● **À PRODUIRE**: Recopiez mot pour mot les lignes du matériel, depuis son début jusqu'à la ligne contenant « The focal line of », celle-ci comprise. N'incluez pas les images dans votre réponse.
^^^^^^^^^^^^^^^^
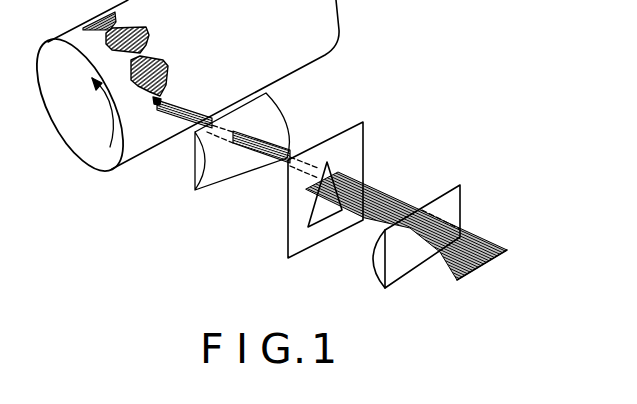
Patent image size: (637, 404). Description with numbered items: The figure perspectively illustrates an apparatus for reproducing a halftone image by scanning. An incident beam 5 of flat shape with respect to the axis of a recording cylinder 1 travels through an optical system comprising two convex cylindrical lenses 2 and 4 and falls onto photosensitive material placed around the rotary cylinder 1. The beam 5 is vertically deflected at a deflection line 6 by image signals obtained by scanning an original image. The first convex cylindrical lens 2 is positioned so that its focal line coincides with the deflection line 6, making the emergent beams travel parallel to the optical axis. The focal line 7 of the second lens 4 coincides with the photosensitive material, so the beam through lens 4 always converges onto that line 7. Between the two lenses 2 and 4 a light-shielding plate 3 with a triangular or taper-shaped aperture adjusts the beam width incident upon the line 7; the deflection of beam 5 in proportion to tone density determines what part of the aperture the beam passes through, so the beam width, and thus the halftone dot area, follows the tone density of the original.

The recording cylinder 1 is at (133, 147).
The first convex cylindrical lens 2 is at (378, 275).
The light-shielding plate 3 is at (320, 222).
The second convex cylindrical lens 4 is at (210, 184).
The incident beam 5 is at (472, 239).
The deflection line 6 is at (497, 254).
The focal line of the second lens 7 is at (155, 110).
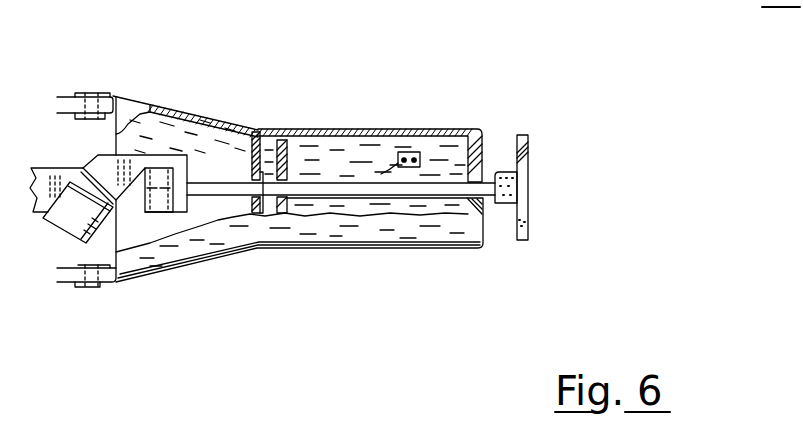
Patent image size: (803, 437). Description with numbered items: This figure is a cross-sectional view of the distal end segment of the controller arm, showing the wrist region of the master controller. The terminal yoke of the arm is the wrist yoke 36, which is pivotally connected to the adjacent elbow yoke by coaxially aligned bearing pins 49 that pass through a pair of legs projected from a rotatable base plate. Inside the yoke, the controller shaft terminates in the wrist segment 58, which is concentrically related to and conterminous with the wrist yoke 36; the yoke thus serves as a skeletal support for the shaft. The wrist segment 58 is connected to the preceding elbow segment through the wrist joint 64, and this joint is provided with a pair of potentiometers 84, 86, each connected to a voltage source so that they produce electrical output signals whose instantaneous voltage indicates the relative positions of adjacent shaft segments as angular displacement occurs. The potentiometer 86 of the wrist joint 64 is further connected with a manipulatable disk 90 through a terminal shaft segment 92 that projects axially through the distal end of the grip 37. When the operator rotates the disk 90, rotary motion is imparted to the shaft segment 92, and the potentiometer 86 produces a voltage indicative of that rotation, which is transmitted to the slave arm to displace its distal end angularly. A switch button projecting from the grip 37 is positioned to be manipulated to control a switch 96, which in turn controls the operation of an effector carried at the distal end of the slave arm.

The wrist yoke 36 is at (270, 296).
The grip 37 is at (385, 249).
The bearing pins 49 is at (92, 284).
The wrist segment 58 is at (222, 188).
The wrist joint 64 is at (52, 168).
The potentiometer 84 is at (66, 221).
The potentiometer 86 is at (161, 214).
The manipulatable disk 90 is at (526, 194).
The terminal shaft segment 92 is at (337, 181).
The switch 96 is at (405, 157).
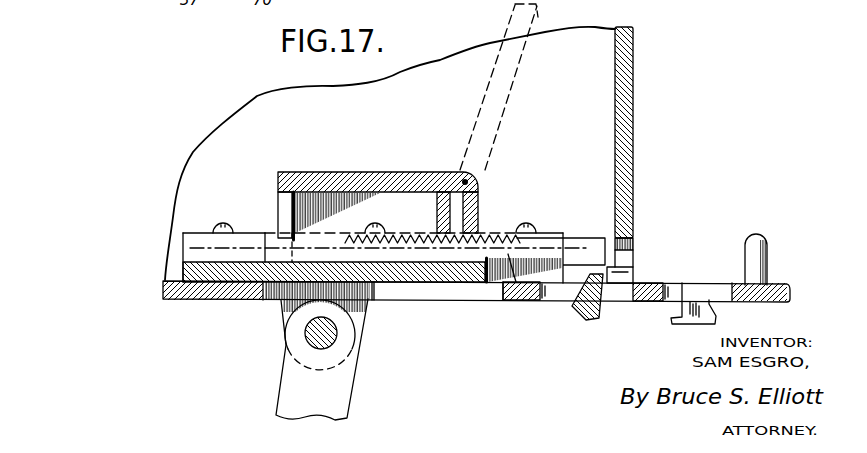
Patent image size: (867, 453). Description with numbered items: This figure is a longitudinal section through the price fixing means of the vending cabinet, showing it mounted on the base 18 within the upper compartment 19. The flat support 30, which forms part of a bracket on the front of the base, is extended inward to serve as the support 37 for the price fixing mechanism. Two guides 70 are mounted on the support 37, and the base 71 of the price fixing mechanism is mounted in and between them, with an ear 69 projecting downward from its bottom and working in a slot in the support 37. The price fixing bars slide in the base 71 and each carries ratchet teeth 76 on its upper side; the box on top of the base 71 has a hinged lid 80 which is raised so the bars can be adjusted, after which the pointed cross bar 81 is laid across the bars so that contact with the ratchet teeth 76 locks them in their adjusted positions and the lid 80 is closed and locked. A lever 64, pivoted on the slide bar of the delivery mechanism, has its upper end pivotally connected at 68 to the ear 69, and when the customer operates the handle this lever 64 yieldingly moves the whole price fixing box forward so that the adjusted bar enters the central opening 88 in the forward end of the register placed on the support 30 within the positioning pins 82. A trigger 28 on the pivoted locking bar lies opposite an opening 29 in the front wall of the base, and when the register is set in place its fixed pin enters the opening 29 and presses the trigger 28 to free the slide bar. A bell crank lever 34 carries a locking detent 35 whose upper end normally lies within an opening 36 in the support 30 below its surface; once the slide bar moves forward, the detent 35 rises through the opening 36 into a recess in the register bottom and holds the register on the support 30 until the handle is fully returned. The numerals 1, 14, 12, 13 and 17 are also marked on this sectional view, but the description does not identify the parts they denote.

The housing 1 is at (610, 60).
The base 18 is at (633, 137).
The upper compartment 19 is at (278, 207).
The hinged lid 80 is at (540, 14).
The pointed cross bar 81 is at (437, 207).
The ratchet teeth 76 is at (400, 238).
The guides 70 is at (545, 233).
The rod 14 is at (578, 250).
The central opening 88 is at (633, 245).
The opening 29 is at (633, 275).
The locking detent 35 is at (692, 288).
The opening 36 is at (715, 297).
The positioning pins 82 is at (753, 257).
The flat support 30 is at (777, 288).
The bell crank lever 34 is at (695, 286).
The trigger 28 is at (618, 283).
The block 13 is at (518, 303).
The base section 12 is at (487, 292).
The rod end 17 is at (187, 225).
The support 37 is at (188, 300).
The base of the price fixing mechanism 71 is at (239, 272).
The ear 69 is at (357, 312).
The pivotal connection 68 is at (332, 338).
The lever 64 is at (325, 390).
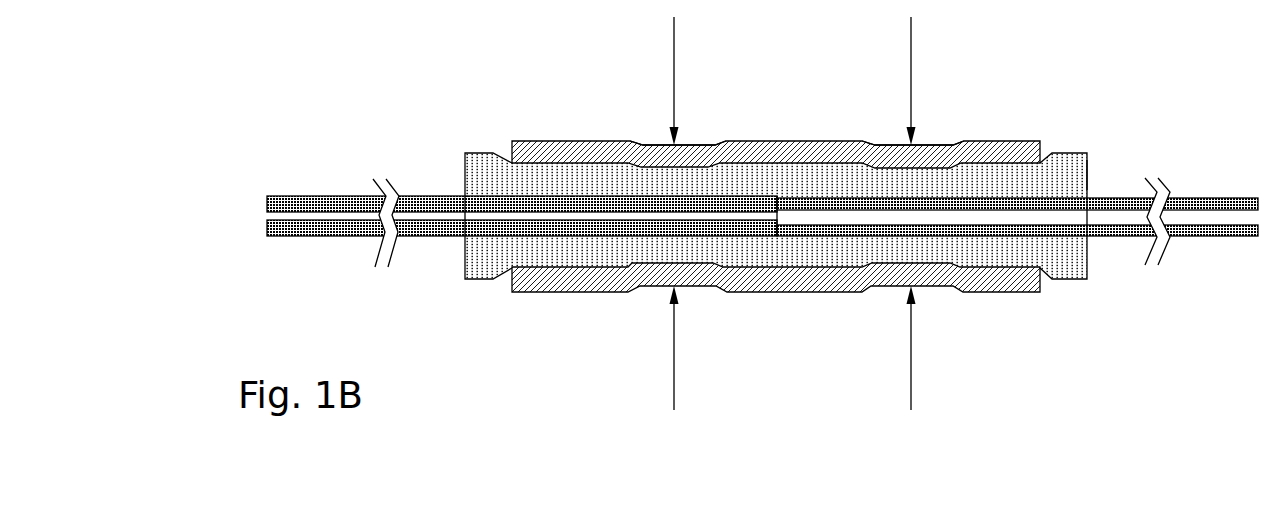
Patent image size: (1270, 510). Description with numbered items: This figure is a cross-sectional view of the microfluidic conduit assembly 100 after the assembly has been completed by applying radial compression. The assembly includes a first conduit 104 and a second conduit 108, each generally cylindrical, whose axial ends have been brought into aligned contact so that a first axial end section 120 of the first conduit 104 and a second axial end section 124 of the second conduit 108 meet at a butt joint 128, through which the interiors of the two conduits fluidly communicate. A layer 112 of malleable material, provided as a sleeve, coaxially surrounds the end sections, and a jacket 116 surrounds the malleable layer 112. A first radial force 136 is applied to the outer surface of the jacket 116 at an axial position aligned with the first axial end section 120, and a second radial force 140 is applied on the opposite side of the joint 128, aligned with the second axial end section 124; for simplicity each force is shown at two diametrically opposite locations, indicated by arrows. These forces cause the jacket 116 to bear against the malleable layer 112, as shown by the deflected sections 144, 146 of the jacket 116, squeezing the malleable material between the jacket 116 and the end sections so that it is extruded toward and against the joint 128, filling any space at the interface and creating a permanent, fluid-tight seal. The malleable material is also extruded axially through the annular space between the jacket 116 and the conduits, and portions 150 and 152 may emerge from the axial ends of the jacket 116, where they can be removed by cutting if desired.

The microfluidic conduit assembly 100 is at (376, 110).
The first conduit 104 is at (1130, 195).
The second conduit 108 is at (448, 194).
The malleable layer 112 is at (1088, 173).
The jacket 116 is at (1043, 148).
The first axial end section 120 is at (980, 197).
The second axial end section 124 is at (560, 195).
The joint 128 is at (778, 170).
The first radial force 136 is at (911, 63).
The second radial force 140 is at (674, 75).
The deflected section 144 is at (892, 143).
The deflected section 146 is at (648, 142).
The extruded portion of malleable material 150 is at (1070, 280).
The extruded portion of malleable material 152 is at (470, 280).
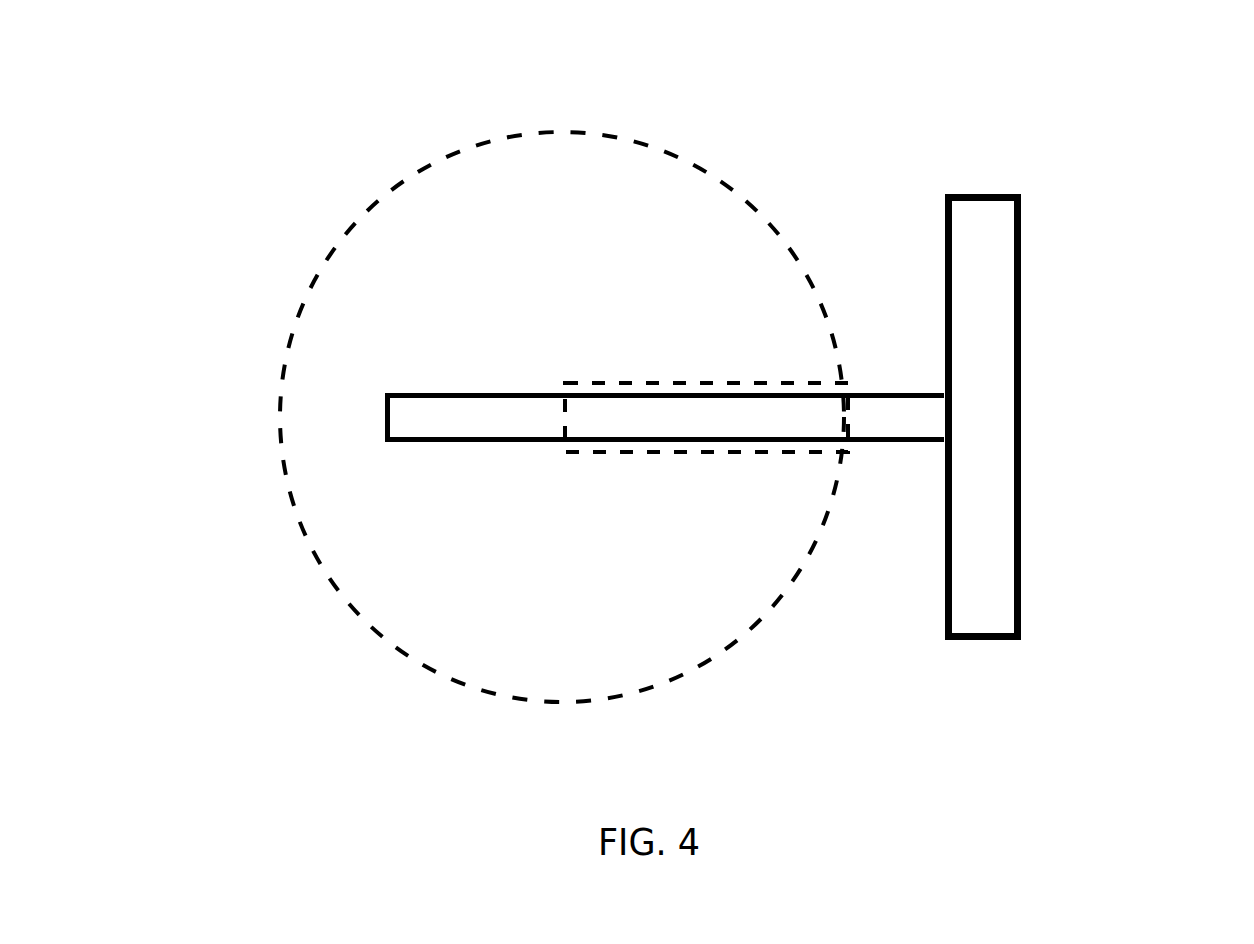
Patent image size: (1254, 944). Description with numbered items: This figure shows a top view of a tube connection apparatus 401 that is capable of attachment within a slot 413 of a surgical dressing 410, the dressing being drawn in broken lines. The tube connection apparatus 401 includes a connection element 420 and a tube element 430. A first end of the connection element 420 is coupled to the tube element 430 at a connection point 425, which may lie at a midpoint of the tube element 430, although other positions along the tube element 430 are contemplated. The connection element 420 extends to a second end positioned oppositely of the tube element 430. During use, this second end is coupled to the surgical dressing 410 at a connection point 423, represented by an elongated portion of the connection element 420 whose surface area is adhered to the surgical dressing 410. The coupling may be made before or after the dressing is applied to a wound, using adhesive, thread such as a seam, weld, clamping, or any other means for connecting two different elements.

The tube connection apparatus 401 is at (455, 122).
The surgical dressing 410 is at (367, 385).
The slot 413 is at (643, 447).
The connection point 423 is at (477, 420).
The connection element 420 is at (875, 428).
The connection point 425 is at (950, 423).
The tube element 430 is at (981, 552).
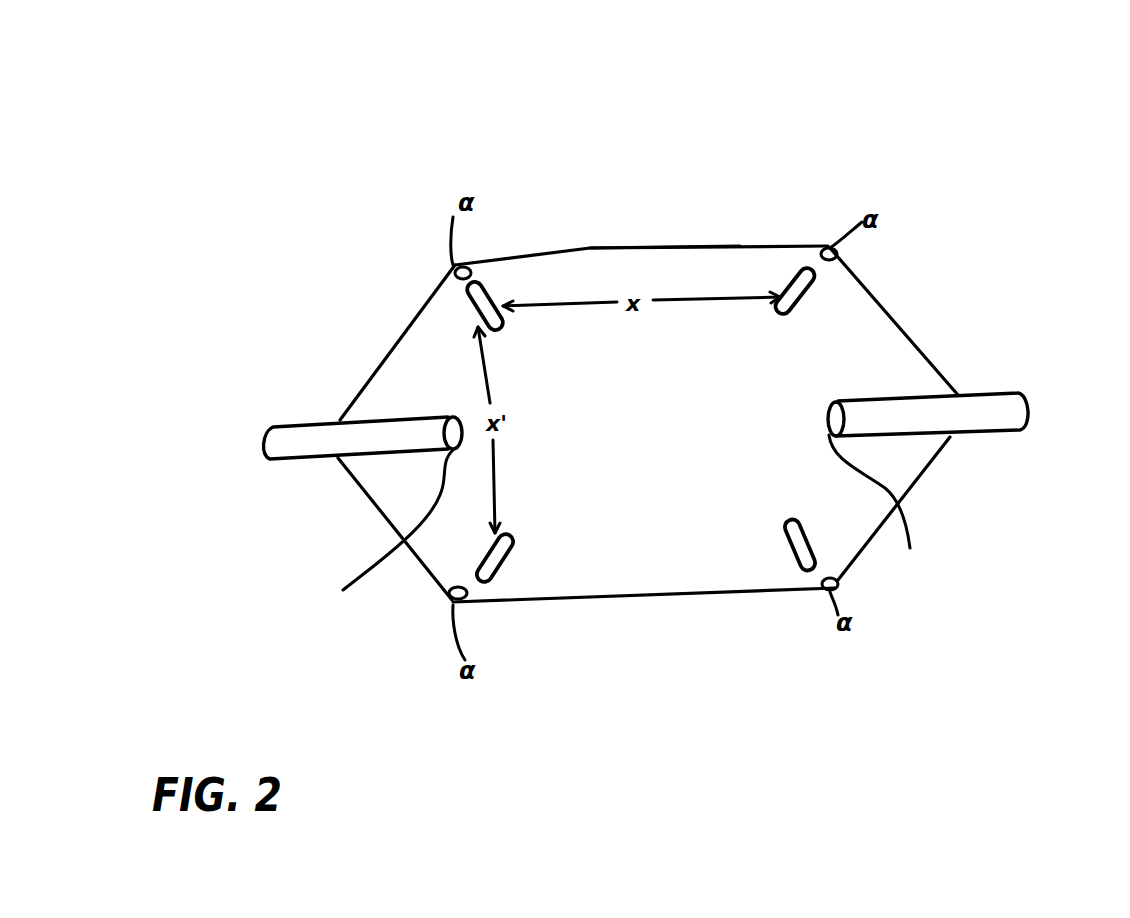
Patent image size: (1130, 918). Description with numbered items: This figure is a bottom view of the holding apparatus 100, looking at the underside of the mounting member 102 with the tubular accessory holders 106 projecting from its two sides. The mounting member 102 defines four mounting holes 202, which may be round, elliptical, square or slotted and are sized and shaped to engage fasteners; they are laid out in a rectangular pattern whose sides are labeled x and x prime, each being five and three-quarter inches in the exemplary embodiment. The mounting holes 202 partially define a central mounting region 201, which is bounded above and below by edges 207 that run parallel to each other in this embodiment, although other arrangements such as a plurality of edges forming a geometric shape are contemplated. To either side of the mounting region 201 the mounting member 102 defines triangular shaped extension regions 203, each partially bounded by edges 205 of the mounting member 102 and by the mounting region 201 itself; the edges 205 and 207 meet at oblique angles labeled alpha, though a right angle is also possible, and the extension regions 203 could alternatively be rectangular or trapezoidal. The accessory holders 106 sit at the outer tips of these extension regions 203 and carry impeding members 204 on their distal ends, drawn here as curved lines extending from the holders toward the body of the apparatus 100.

The holding apparatus 100 is at (947, 140).
The mounting member 102 is at (717, 247).
The accessory holders 106 is at (287, 434).
The mounting region 201 is at (613, 367).
The mounting holes 202 is at (480, 268).
The extension regions 203 is at (443, 347).
The impeding members 204 is at (617, 528).
The edges 205 is at (358, 387).
The edges 207 is at (661, 246).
^^^^^^^^^^^^^^^^
● **RÉSULTAT**:
Patent image size: (637, 404). Description with numbered items: The figure perspectively illustrates an apparatus for reproducing a halftone image by scanning. An incident beam 5 of flat shape with respect to the axis of a recording cylinder 1 travels through an optical system comprising two convex cylindrical lenses 2 and 4 and falls onto photosensitive material placed around the rotary cylinder 1. The beam 5 is vertically deflected at a deflection line 6 by image signals obtained by scanning an original image. The first convex cylindrical lens 2 is positioned so that its focal line coincides with the deflection line 6, making the emergent beams travel parallel to the optical axis. The focal line 7 of the second lens 4 coincides with the photosensitive material, so the beam through lens 4 always converges onto that line 7. Between the two lenses 2 and 4 a light-shielding plate 3 with a triangular or taper-shaped aperture adjusts the beam width incident upon the line 7; the deflection of beam 5 in proportion to tone density determines what part of the aperture the beam passes through, so the beam width, and thus the halftone dot area, follows the tone density of the original.

The recording cylinder 1 is at (133, 147).
The first convex cylindrical lens 2 is at (378, 275).
The light-shielding plate 3 is at (320, 222).
The second convex cylindrical lens 4 is at (210, 184).
The incident beam 5 is at (472, 239).
The deflection line 6 is at (497, 254).
The focal line of the second lens 7 is at (155, 110).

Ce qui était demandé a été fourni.